[[ RECORD EXCERPTS, beginning ]]
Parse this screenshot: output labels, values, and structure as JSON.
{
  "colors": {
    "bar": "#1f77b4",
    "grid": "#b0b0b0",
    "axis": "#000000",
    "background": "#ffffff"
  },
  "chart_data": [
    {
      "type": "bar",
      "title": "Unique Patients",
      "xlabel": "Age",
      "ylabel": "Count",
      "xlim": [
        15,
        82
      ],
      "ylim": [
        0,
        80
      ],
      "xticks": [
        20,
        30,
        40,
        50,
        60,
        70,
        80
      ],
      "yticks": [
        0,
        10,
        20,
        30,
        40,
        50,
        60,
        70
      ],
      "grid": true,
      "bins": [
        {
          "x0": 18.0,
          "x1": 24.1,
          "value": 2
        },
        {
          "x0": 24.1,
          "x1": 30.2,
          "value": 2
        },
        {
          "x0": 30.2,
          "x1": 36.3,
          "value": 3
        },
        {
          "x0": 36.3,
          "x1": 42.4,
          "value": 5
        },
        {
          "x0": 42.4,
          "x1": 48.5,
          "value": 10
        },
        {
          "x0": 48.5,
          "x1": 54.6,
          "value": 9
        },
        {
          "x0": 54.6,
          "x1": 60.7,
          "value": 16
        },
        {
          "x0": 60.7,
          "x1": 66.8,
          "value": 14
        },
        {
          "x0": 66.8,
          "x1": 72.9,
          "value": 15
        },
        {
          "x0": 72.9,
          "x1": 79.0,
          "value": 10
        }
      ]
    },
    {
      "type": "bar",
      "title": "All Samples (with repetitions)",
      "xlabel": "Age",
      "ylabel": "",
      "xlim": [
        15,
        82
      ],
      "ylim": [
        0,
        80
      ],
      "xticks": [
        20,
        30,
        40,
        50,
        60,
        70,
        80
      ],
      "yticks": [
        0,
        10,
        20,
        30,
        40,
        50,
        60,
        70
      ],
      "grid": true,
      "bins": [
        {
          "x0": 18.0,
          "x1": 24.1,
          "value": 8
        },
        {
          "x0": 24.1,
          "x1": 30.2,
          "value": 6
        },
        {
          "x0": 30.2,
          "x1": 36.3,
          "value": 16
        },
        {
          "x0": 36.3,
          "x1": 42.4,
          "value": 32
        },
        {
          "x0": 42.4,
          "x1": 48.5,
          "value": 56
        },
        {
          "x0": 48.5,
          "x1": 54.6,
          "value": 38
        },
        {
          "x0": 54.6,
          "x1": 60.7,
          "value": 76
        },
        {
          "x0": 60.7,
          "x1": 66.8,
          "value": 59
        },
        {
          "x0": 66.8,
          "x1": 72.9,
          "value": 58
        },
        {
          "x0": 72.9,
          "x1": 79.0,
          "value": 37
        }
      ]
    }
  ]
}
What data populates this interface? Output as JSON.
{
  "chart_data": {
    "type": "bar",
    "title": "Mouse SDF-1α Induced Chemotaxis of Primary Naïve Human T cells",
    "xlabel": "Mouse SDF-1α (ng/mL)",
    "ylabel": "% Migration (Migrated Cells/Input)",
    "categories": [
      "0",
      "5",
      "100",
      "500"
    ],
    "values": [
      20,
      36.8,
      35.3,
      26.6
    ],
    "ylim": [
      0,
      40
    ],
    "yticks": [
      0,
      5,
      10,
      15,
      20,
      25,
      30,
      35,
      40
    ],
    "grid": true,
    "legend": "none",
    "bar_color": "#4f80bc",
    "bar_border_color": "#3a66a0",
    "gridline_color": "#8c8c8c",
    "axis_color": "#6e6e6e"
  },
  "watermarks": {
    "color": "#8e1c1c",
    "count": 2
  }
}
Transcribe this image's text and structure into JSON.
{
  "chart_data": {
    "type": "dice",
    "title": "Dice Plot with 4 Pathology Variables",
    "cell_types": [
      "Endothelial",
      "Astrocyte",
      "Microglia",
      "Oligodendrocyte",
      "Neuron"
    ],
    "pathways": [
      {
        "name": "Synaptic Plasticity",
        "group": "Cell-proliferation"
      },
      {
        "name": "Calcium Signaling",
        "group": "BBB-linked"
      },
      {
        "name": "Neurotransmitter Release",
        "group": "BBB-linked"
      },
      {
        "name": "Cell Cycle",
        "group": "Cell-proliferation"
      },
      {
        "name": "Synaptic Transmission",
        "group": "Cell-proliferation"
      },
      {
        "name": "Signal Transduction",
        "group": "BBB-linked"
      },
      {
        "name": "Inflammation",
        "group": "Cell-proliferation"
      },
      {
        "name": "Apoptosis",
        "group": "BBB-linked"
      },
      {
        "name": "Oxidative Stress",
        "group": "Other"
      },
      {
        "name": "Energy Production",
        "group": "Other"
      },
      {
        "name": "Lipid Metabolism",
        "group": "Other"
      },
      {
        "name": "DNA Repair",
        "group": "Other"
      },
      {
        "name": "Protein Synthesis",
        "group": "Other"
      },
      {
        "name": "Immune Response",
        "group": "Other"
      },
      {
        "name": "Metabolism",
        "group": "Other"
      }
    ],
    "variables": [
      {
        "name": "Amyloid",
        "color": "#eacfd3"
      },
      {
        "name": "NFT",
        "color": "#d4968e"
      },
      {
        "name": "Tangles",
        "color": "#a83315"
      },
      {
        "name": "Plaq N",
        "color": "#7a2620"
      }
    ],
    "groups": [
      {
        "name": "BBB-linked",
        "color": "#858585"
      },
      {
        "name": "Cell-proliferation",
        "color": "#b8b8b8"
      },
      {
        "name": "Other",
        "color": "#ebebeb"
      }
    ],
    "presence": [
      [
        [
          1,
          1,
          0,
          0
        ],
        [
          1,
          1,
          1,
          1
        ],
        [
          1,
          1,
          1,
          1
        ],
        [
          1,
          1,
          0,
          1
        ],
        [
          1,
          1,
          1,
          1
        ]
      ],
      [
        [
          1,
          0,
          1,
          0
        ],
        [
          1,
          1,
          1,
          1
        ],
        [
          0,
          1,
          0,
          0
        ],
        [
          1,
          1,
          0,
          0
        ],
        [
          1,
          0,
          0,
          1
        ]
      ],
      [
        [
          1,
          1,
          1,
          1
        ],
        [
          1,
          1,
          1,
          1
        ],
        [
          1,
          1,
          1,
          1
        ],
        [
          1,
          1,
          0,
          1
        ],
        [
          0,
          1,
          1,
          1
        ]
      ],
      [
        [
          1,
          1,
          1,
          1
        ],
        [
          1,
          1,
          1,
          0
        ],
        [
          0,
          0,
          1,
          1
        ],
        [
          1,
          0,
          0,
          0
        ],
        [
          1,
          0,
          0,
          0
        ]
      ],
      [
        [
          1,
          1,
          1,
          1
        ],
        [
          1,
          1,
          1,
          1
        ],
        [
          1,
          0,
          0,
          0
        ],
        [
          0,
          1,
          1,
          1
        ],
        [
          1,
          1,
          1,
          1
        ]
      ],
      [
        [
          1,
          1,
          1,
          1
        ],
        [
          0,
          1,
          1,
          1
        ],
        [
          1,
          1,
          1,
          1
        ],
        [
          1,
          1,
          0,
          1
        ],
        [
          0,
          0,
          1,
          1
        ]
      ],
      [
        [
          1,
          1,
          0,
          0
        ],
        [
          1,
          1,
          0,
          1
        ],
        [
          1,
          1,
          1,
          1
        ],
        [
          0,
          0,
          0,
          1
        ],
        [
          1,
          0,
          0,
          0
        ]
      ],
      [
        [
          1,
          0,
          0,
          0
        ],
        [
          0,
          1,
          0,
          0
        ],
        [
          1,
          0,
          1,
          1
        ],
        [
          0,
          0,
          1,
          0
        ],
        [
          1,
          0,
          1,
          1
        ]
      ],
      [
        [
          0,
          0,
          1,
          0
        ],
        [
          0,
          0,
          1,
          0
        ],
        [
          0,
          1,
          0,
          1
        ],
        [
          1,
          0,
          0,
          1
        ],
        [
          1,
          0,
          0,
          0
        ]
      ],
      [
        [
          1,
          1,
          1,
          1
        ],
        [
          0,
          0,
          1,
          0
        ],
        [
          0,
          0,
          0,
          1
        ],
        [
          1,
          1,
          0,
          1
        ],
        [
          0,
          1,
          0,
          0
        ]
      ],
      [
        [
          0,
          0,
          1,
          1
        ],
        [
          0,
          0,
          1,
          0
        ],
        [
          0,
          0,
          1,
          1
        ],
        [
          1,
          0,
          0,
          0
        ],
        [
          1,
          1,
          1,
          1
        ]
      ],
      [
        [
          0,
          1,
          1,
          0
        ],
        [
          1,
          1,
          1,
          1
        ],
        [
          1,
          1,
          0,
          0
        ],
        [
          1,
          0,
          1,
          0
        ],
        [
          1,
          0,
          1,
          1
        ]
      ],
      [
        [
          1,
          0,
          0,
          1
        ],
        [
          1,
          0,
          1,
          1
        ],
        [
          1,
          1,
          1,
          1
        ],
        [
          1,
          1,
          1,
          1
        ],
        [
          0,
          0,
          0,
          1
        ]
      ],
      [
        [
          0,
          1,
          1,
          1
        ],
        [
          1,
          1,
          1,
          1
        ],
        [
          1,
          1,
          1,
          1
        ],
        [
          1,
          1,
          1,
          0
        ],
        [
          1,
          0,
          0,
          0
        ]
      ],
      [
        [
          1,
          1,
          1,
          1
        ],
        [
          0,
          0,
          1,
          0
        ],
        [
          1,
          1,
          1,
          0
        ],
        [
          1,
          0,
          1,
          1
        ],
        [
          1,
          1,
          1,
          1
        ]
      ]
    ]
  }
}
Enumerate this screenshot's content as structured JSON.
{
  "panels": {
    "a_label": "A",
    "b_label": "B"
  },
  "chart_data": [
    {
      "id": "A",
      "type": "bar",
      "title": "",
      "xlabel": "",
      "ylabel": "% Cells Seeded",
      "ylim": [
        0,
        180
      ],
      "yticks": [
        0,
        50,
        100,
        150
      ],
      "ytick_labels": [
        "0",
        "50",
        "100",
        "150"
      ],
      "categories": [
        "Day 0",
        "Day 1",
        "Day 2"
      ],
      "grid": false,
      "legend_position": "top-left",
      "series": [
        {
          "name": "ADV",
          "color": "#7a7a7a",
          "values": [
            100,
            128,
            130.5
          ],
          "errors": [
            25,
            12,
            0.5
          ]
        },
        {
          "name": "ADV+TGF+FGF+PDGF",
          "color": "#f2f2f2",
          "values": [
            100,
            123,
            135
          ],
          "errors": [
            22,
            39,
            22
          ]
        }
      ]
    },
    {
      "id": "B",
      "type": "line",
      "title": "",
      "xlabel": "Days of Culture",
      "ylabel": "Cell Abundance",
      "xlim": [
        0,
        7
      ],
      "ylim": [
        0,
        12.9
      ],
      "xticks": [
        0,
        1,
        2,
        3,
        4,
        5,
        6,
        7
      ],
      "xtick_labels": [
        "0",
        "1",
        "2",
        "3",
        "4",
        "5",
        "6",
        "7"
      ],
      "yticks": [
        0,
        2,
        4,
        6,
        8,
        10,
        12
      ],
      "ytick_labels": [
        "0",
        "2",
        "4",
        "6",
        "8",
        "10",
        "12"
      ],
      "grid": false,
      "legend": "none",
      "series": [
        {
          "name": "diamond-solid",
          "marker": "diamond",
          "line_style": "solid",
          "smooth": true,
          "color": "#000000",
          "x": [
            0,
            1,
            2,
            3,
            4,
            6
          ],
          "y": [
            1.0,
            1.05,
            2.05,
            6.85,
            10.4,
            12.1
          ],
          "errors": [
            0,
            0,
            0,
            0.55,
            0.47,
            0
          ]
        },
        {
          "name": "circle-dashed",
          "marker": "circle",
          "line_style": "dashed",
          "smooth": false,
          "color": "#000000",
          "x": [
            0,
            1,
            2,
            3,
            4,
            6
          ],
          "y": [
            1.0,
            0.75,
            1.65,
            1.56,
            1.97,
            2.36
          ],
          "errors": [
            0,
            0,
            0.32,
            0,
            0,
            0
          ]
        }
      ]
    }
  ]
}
[[ RECORD EXCERPTS, end ]]
* _TASK PROMPT_:
Review the entries above and return every line where "Metabolism" appears.

* _EXPECTED ANSWER_:
        "name": "Lipid Metabolism",
        "name": "Metabolism",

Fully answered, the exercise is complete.